**** EXTRACTED RECORDS ****

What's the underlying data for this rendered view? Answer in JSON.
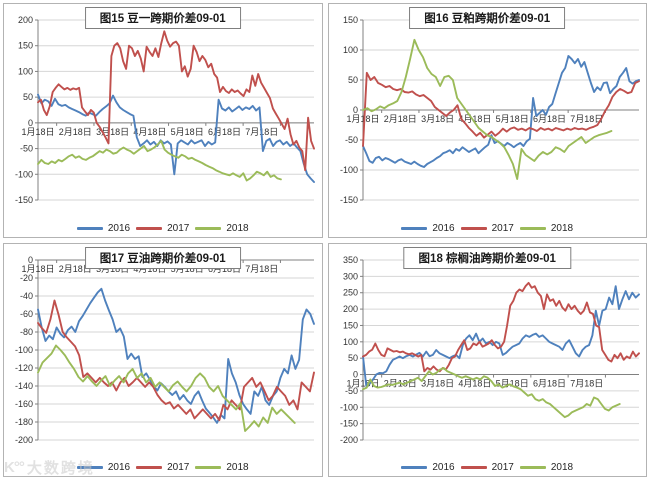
{
  "watermark": {
    "logo": "K°°",
    "text": "大数跨境"
  },
  "colors": {
    "series2016": "#4F81BD",
    "series2017": "#C0504D",
    "series2018": "#9BBB59",
    "grid": "#D6D6D6",
    "axis": "#808080",
    "tick_text": "#333333"
  },
  "chart_data": [
    {
      "type": "line",
      "title": "图15 豆一跨期价差09-01",
      "ylim": [
        -150,
        200
      ],
      "ytick": 50,
      "x_labels": [
        "1月18日",
        "2月18日",
        "3月18日",
        "4月18日",
        "5月18日",
        "6月18日",
        "7月18日"
      ],
      "legend_position": "bottom",
      "grid": true,
      "series": [
        {
          "name": "2016",
          "color": "#4F81BD",
          "span": 1,
          "values": [
            55,
            38,
            45,
            42,
            33,
            47,
            36,
            33,
            35,
            30,
            27,
            24,
            21,
            17,
            14,
            20,
            17,
            14,
            21,
            27,
            32,
            38,
            53,
            40,
            30,
            25,
            21,
            17,
            14,
            -28,
            -45,
            -40,
            -34,
            -42,
            -37,
            -45,
            -34,
            -40,
            -36,
            -42,
            -100,
            -40,
            -34,
            -38,
            -42,
            -34,
            -40,
            -37,
            -34,
            -45,
            -37,
            -42,
            -38,
            45,
            28,
            24,
            30,
            22,
            27,
            32,
            25,
            30,
            27,
            33,
            24,
            30,
            -55,
            -35,
            -31,
            -45,
            -37,
            -34,
            -42,
            -37,
            -45,
            -40,
            -48,
            -55,
            -80,
            -100,
            -108,
            -115
          ]
        },
        {
          "name": "2017",
          "color": "#C0504D",
          "span": 1,
          "values": [
            40,
            45,
            25,
            15,
            32,
            60,
            68,
            75,
            70,
            65,
            68,
            64,
            67,
            65,
            68,
            30,
            22,
            15,
            25,
            20,
            0,
            -8,
            -18,
            -28,
            -40,
            130,
            150,
            155,
            145,
            120,
            105,
            150,
            145,
            130,
            140,
            125,
            100,
            148,
            138,
            130,
            145,
            128,
            155,
            178,
            160,
            148,
            155,
            158,
            150,
            100,
            110,
            90,
            105,
            150,
            138,
            120,
            130,
            122,
            108,
            115,
            95,
            88,
            60,
            70,
            62,
            58,
            65,
            60,
            63,
            57,
            52,
            65,
            60,
            92,
            72,
            95,
            78,
            68,
            58,
            48,
            28,
            18,
            8,
            -2,
            -12,
            8,
            -22,
            -42,
            -35,
            -48,
            -55,
            -92,
            10,
            -35,
            -50
          ]
        },
        {
          "name": "2018",
          "color": "#9BBB59",
          "span": 0.88,
          "values": [
            -80,
            -72,
            -78,
            -80,
            -75,
            -78,
            -72,
            -75,
            -70,
            -65,
            -62,
            -68,
            -65,
            -70,
            -72,
            -68,
            -65,
            -60,
            -55,
            -58,
            -52,
            -55,
            -60,
            -58,
            -52,
            -48,
            -52,
            -55,
            -60,
            -55,
            -50,
            -45,
            -55,
            -52,
            -48,
            -42,
            -35,
            -52,
            -58,
            -62,
            -65,
            -68,
            -62,
            -65,
            -70,
            -68,
            -72,
            -75,
            -78,
            -82,
            -85,
            -88,
            -92,
            -95,
            -98,
            -100,
            -102,
            -98,
            -102,
            -105,
            -98,
            -112,
            -108,
            -102,
            -95,
            -98,
            -102,
            -95,
            -105,
            -102,
            -108,
            -110
          ]
        }
      ]
    },
    {
      "type": "line",
      "title": "图16 豆粕跨期价差09-01",
      "ylim": [
        -150,
        150
      ],
      "ytick": 50,
      "x_labels": [
        "1月18日",
        "2月18日",
        "3月18日",
        "4月18日",
        "5月18日",
        "6月18日",
        "7月18日"
      ],
      "legend_position": "bottom",
      "grid": true,
      "series": [
        {
          "name": "2016",
          "color": "#4F81BD",
          "span": 1,
          "values": [
            -60,
            -72,
            -85,
            -88,
            -80,
            -78,
            -84,
            -80,
            -82,
            -85,
            -88,
            -84,
            -82,
            -86,
            -88,
            -90,
            -86,
            -90,
            -93,
            -95,
            -90,
            -87,
            -84,
            -80,
            -77,
            -72,
            -70,
            -67,
            -72,
            -65,
            -68,
            -62,
            -66,
            -70,
            -67,
            -64,
            -72,
            -67,
            -62,
            -58,
            -42,
            -55,
            -52,
            -56,
            -60,
            -55,
            -58,
            -62,
            -58,
            -55,
            -60,
            -52,
            -48,
            20,
            -10,
            -5,
            0,
            -8,
            5,
            10,
            28,
            45,
            62,
            70,
            90,
            85,
            78,
            85,
            72,
            80,
            62,
            45,
            30,
            38,
            33,
            45,
            46,
            28,
            35,
            40,
            55,
            62,
            70,
            48,
            44,
            48,
            50
          ]
        },
        {
          "name": "2017",
          "color": "#C0504D",
          "span": 1,
          "values": [
            -60,
            62,
            50,
            55,
            45,
            42,
            38,
            40,
            35,
            33,
            35,
            30,
            29,
            31,
            26,
            23,
            25,
            20,
            15,
            5,
            0,
            -5,
            -10,
            -4,
            0,
            8,
            -15,
            -22,
            -30,
            -36,
            -43,
            -38,
            -46,
            -41,
            -36,
            -43,
            -38,
            -31,
            -36,
            -31,
            -29,
            -33,
            -31,
            -34,
            -30,
            -32,
            -35,
            -30,
            -33,
            -31,
            -34,
            -30,
            -32,
            -34,
            -31,
            -33,
            -30,
            -32,
            -31,
            -33,
            -30,
            -28,
            -25,
            -15,
            -2,
            8,
            22,
            30,
            35,
            32,
            28,
            30,
            45,
            48
          ]
        },
        {
          "name": "2018",
          "color": "#9BBB59",
          "span": 0.9,
          "values": [
            0,
            3,
            -2,
            1,
            6,
            3,
            8,
            11,
            15,
            30,
            55,
            85,
            117,
            100,
            88,
            70,
            60,
            55,
            40,
            55,
            57,
            50,
            20,
            10,
            0,
            -10,
            -20,
            -30,
            -36,
            -42,
            -45,
            -50,
            -55,
            -62,
            -75,
            -90,
            -115,
            -65,
            -75,
            -80,
            -85,
            -76,
            -70,
            -74,
            -70,
            -62,
            -65,
            -70,
            -60,
            -55,
            -50,
            -45,
            -55,
            -50,
            -45,
            -42,
            -40,
            -38,
            -35
          ]
        }
      ]
    },
    {
      "type": "line",
      "title": "图17 豆油跨期价差09-01",
      "ylim": [
        -200,
        0
      ],
      "ytick": 20,
      "x_labels": [
        "1月18日",
        "2月18日",
        "3月18日",
        "4月18日",
        "5月18日",
        "6月18日",
        "7月18日"
      ],
      "legend_position": "bottom",
      "grid": true,
      "series": [
        {
          "name": "2016",
          "color": "#4F81BD",
          "span": 1,
          "values": [
            -55,
            -75,
            -90,
            -84,
            -88,
            -75,
            -82,
            -86,
            -78,
            -74,
            -80,
            -68,
            -62,
            -55,
            -48,
            -42,
            -36,
            -32,
            -45,
            -56,
            -66,
            -80,
            -76,
            -85,
            -110,
            -104,
            -110,
            -107,
            -130,
            -126,
            -133,
            -140,
            -145,
            -137,
            -141,
            -146,
            -150,
            -146,
            -155,
            -150,
            -156,
            -160,
            -151,
            -146,
            -156,
            -165,
            -170,
            -175,
            -181,
            -172,
            -176,
            -110,
            -126,
            -136,
            -150,
            -160,
            -166,
            -171,
            -146,
            -151,
            -141,
            -156,
            -161,
            -151,
            -146,
            -131,
            -121,
            -126,
            -106,
            -121,
            -111,
            -66,
            -55,
            -60,
            -71
          ]
        },
        {
          "name": "2017",
          "color": "#C0504D",
          "span": 1,
          "values": [
            -70,
            -76,
            -81,
            -66,
            -45,
            -61,
            -80,
            -86,
            -91,
            -96,
            -106,
            -130,
            -126,
            -131,
            -136,
            -131,
            -136,
            -140,
            -136,
            -145,
            -136,
            -131,
            -140,
            -136,
            -131,
            -136,
            -141,
            -136,
            -141,
            -150,
            -156,
            -160,
            -158,
            -165,
            -161,
            -166,
            -171,
            -166,
            -176,
            -171,
            -166,
            -171,
            -176,
            -171,
            -178,
            -161,
            -166,
            -156,
            -161,
            -166,
            -141,
            -136,
            -131,
            -141,
            -136,
            -146,
            -156,
            -151,
            -141,
            -146,
            -151,
            -161,
            -156,
            -166,
            -136,
            -141,
            -146,
            -125
          ]
        },
        {
          "name": "2018",
          "color": "#9BBB59",
          "span": 0.93,
          "values": [
            -125,
            -114,
            -109,
            -104,
            -95,
            -100,
            -106,
            -114,
            -121,
            -130,
            -135,
            -129,
            -135,
            -140,
            -134,
            -129,
            -140,
            -134,
            -129,
            -136,
            -126,
            -121,
            -131,
            -126,
            -136,
            -131,
            -141,
            -136,
            -141,
            -146,
            -139,
            -135,
            -141,
            -146,
            -140,
            -131,
            -126,
            -131,
            -141,
            -146,
            -140,
            -151,
            -156,
            -161,
            -166,
            -159,
            -190,
            -185,
            -179,
            -185,
            -175,
            -181,
            -164,
            -171,
            -166,
            -171,
            -176,
            -181
          ]
        }
      ]
    },
    {
      "type": "line",
      "title": "图18 棕榈油跨期价差09-01",
      "ylim": [
        -200,
        350
      ],
      "ytick": 50,
      "x_labels": [
        "1月18日",
        "2月18日",
        "3月18日",
        "4月18日",
        "5月18日",
        "6月18日",
        "7月18日"
      ],
      "legend_position": "bottom",
      "grid": true,
      "series": [
        {
          "name": "2016",
          "color": "#4F81BD",
          "span": 1,
          "values": [
            55,
            -35,
            -28,
            -15,
            0,
            5,
            4,
            10,
            30,
            45,
            50,
            55,
            50,
            56,
            60,
            55,
            61,
            66,
            55,
            70,
            56,
            60,
            75,
            65,
            60,
            55,
            50,
            56,
            60,
            50,
            90,
            110,
            120,
            105,
            125,
            100,
            110,
            95,
            100,
            90,
            100,
            95,
            60,
            66,
            76,
            85,
            90,
            95,
            110,
            120,
            115,
            121,
            125,
            115,
            120,
            110,
            100,
            95,
            90,
            85,
            75,
            95,
            105,
            85,
            65,
            55,
            75,
            85,
            90,
            120,
            195,
            150,
            195,
            200,
            235,
            215,
            270,
            200,
            230,
            255,
            230,
            250,
            235,
            245
          ]
        },
        {
          "name": "2017",
          "color": "#C0504D",
          "span": 1,
          "values": [
            55,
            60,
            70,
            76,
            95,
            75,
            60,
            56,
            80,
            75,
            70,
            72,
            68,
            70,
            65,
            62,
            65,
            60,
            55,
            60,
            10,
            20,
            15,
            25,
            15,
            10,
            20,
            15,
            30,
            50,
            55,
            75,
            90,
            105,
            75,
            80,
            95,
            90,
            100,
            85,
            90,
            95,
            105,
            90,
            80,
            85,
            100,
            150,
            210,
            225,
            250,
            260,
            255,
            270,
            280,
            265,
            270,
            250,
            240,
            200,
            245,
            225,
            230,
            210,
            225,
            205,
            195,
            215,
            200,
            210,
            195,
            185,
            195,
            220,
            190,
            185,
            150,
            145,
            75,
            60,
            45,
            40,
            60,
            50,
            65,
            45,
            55,
            50,
            70,
            55,
            65
          ]
        },
        {
          "name": "2018",
          "color": "#9BBB59",
          "span": 0.93,
          "values": [
            -45,
            -40,
            -15,
            -35,
            -40,
            -38,
            -34,
            -30,
            -32,
            -28,
            -25,
            -30,
            -25,
            -20,
            -15,
            -10,
            -20,
            -5,
            10,
            0,
            5,
            15,
            20,
            10,
            5,
            0,
            -5,
            -10,
            -5,
            -10,
            -15,
            -10,
            -15,
            -5,
            -10,
            -20,
            -35,
            -30,
            -40,
            -35,
            -30,
            -36,
            -40,
            -45,
            -55,
            -65,
            -60,
            -75,
            -80,
            -75,
            -85,
            -90,
            -100,
            -110,
            -120,
            -130,
            -125,
            -115,
            -110,
            -105,
            -100,
            -90,
            -95,
            -70,
            -75,
            -90,
            -105,
            -110,
            -100,
            -95,
            -90
          ]
        }
      ]
    }
  ]
}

****

▶ **WHAT NEEDS TO BE DONE**
Go through the records above and copy every line with the word "title".

▶ **RESPONSE**
      "title": "图15 豆一跨期价差09-01",
      "title": "图16 豆粕跨期价差09-01",
      "title": "图17 豆油跨期价差09-01",
      "title": "图18 棕榈油跨期价差09-01",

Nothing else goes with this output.